### РАБОТА С ОТРЫВКОМ
1. Ответьте на вопросы по отрывку о ледоколе «Седов».
(a) На какой широте начались сплошные ледяные поля?
(b) Какова была толщина ледяного пака, в который уперся ледокол?
(c) На какое расстояние удалось продвинуться за вахту?
2. Перепишите без изменений фрагмент отрывка о ледоколе «Седов» от слов «Воронин долго и» до слов «на 350 метров.» включительно.

### ОТРЫВОК
══════

По мере того как «Седов» поднимался все выше и выше по градусной сетке, ледовая обстановка быстро менялась. Льда становилось все больше, а чистой воды все меньше. На 77° 34' пошли сплошные ледяные поля. Они были мало торосисты, и небольшая их толщина— не более 70—80 сантиметров — указывала на то, что это был годовалый лед.
Не вступая в борьбу с ними, Воронин, как по каналам, повел ледокол разводьями. О том, чтобы придерживаться курса, теперь не могло быть и речи. Шли туда, куда вели разводья. Встречающиеся между полями перемычки «Седов» разбивал с ходу. 25 июля на 77° 50' разводьям пришел конец, и крепкие скулы бортов ледокола уперлись в ледяной пак — многолетний спрессованный монолит, толщиной от 3 до 5 и более метров.
Воронин долго и упорно пытался форсировать его, долбил, как каменную стену, но все усилия были тщетны. Силы были слишком неравны. За вахту продвинулись не более чем на 350 метров.
— Лбом льда не прошибешь, — раздраженно проговорил капитан и дал команду вытравить пар.
«Седов», окруженный громаднейшими торосами, уныло застыл. В довершение всего густыми хлопьями повалил снег. Во всем мире было лето. Для нас наступила зима.

══════

### ИСХОДНЫЕ МАТЕРИАЛЫ
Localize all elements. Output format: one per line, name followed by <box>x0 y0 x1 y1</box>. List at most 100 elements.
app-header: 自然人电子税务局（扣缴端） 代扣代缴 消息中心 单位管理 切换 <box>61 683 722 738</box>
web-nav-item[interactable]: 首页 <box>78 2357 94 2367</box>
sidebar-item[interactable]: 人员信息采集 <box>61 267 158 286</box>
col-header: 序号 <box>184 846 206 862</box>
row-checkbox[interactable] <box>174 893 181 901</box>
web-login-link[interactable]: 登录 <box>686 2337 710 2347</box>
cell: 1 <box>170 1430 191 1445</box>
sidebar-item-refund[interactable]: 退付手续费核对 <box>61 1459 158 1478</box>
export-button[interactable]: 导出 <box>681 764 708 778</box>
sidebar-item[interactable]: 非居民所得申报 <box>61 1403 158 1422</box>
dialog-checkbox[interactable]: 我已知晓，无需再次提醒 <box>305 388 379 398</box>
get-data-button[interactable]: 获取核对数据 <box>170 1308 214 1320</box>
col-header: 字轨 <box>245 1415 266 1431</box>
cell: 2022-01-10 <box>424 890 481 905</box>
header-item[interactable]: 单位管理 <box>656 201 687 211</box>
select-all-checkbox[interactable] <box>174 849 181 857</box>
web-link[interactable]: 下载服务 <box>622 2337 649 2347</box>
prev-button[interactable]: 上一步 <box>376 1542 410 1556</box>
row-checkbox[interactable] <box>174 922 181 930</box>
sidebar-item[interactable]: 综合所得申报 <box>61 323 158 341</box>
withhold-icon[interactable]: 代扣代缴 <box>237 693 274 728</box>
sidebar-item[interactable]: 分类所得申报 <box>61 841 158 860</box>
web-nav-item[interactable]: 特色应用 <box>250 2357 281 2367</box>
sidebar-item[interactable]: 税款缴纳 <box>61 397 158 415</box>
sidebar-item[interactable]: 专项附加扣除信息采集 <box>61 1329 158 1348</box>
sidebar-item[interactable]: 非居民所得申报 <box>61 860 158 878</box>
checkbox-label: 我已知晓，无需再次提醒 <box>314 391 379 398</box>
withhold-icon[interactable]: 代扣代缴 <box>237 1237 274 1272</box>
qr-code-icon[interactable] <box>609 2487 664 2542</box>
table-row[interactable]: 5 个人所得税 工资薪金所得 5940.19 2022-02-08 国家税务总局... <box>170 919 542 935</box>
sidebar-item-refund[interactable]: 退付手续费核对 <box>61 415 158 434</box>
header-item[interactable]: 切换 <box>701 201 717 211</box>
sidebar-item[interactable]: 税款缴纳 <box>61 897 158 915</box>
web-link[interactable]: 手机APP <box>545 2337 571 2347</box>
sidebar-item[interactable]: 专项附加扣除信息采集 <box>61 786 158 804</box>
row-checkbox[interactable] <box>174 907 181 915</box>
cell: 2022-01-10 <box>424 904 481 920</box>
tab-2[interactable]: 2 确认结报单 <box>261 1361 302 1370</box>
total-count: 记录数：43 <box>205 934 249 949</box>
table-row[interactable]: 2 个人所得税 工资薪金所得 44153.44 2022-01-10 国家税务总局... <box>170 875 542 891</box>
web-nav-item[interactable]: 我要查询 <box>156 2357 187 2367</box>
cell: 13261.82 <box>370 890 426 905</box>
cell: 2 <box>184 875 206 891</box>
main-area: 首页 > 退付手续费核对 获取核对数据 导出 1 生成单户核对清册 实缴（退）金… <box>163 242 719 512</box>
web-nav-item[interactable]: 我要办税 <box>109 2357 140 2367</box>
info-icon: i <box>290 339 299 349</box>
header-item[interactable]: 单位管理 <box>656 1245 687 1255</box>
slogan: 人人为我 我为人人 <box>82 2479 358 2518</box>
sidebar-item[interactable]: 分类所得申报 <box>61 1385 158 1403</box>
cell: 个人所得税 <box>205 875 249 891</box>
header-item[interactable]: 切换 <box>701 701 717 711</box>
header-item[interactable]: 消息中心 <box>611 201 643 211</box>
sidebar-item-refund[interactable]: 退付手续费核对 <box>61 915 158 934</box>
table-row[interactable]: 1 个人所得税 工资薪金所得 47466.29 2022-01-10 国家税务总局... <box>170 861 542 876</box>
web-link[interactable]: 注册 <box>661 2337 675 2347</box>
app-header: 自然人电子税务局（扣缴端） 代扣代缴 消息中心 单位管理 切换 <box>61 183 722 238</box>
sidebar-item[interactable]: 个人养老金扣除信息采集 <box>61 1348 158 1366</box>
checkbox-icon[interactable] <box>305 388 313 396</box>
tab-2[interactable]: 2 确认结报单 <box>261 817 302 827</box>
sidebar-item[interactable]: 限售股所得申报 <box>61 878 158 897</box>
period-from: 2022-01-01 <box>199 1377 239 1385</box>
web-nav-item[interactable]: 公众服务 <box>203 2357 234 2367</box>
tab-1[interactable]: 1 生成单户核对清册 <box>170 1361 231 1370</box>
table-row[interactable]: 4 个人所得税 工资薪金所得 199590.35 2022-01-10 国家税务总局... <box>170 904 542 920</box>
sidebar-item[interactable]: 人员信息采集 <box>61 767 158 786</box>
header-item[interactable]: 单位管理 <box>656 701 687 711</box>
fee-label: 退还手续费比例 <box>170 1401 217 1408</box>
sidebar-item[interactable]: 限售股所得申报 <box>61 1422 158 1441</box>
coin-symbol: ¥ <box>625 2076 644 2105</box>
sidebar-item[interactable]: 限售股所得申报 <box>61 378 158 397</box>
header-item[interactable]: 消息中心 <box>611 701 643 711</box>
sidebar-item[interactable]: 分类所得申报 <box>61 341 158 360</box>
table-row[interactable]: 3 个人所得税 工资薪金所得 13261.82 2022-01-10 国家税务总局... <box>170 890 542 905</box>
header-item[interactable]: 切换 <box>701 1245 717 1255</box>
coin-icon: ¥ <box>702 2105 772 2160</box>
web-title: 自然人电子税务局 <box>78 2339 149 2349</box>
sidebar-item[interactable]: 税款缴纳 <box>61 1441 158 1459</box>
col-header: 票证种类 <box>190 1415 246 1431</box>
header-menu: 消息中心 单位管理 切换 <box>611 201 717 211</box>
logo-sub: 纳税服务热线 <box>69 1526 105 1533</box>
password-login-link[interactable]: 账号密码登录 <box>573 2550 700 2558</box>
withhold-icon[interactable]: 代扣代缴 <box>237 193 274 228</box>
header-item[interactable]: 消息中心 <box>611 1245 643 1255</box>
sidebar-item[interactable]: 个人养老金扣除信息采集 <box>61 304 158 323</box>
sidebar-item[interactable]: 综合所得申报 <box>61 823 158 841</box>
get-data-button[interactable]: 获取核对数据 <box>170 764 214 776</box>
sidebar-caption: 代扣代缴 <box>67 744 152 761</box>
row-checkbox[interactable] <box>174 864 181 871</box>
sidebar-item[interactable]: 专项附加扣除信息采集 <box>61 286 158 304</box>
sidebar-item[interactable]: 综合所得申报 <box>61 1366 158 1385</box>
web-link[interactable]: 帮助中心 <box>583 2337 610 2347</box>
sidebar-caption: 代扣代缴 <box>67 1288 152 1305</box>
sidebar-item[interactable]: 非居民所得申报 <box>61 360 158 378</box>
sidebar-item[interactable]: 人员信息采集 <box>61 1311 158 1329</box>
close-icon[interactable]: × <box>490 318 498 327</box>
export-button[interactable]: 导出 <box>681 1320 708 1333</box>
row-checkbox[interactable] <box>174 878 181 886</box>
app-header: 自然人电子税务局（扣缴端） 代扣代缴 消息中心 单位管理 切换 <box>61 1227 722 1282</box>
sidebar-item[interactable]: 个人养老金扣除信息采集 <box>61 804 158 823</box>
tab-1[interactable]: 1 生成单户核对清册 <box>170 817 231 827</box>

══════

### ОТВЕТЫ К ЗАДАНИЯМ
1.
(a) На 77° 34'.
(b) От 3 до 5 и более метров.
(c) Не более чем на 350 метров.

2.
Воронин долго и упорно пытался форсировать его, долбил, как каменную стену, но все усилия были тщетны. Силы были слишком неравны. За вахту продвинулись не более чем на 350 метров.